(What this task involves):
Find every line in the records below that contains the word "presupuestos", and copy each such line.

[Recorded data]

###

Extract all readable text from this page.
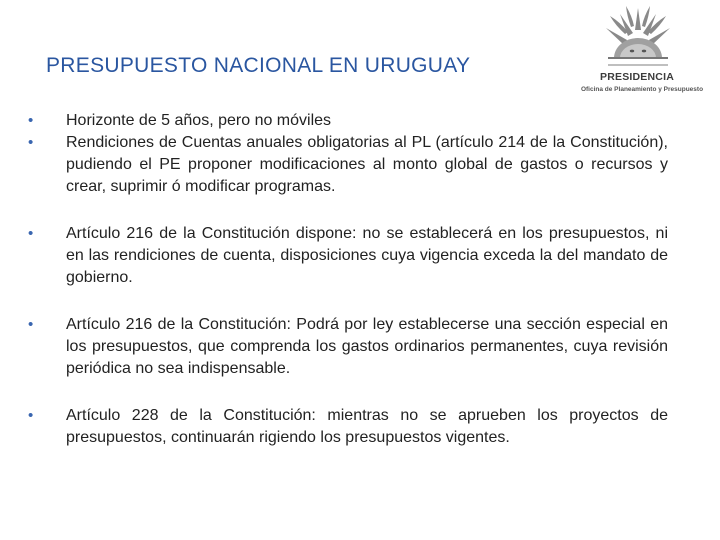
PRESUPUESTO NACIONAL EN URUGUAY	PRESIDENCIA
Oficina de Planeamiento y Presupuesto
• Horizonte de 5 años, pero no móviles
• Rendiciones de Cuentas anuales obligatorias al PL (artículo 214 de la Constitución), pudiendo el PE proponer modificaciones al monto global de gastos o recursos y crear, suprimir ó modificar programas.
• Artículo 216 de la Constitución dispone: no se establecerá en los presupuestos, ni en las rendiciones de cuenta, disposiciones cuya vigencia exceda la del mandato de gobierno.
• Artículo 216 de la Constitución: Podrá por ley establecerse una sección especial en los presupuestos, que comprenda los gastos ordinarios permanentes, cuya revisión periódica no sea indispensable.
• Artículo 228 de la Constitución: mientras no se aprueben los proyectos de presupuestos, continuarán rigiendo los presupuestos vigentes.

###

(Solution for this task):
• Artículo 216 de la Constitución dispone: no se establecerá en los presupuestos, ni en las rendiciones de cuenta, disposiciones cuya vigencia exceda la del mandato de gobierno.
• Artículo 216 de la Constitución: Podrá por ley establecerse una sección especial en los presupuestos, que comprenda los gastos ordinarios permanentes, cuya revisión periódica no sea indispensable.
• Artículo 228 de la Constitución: mientras no se aprueben los proyectos de presupuestos, continuarán rigiendo los presupuestos vigentes.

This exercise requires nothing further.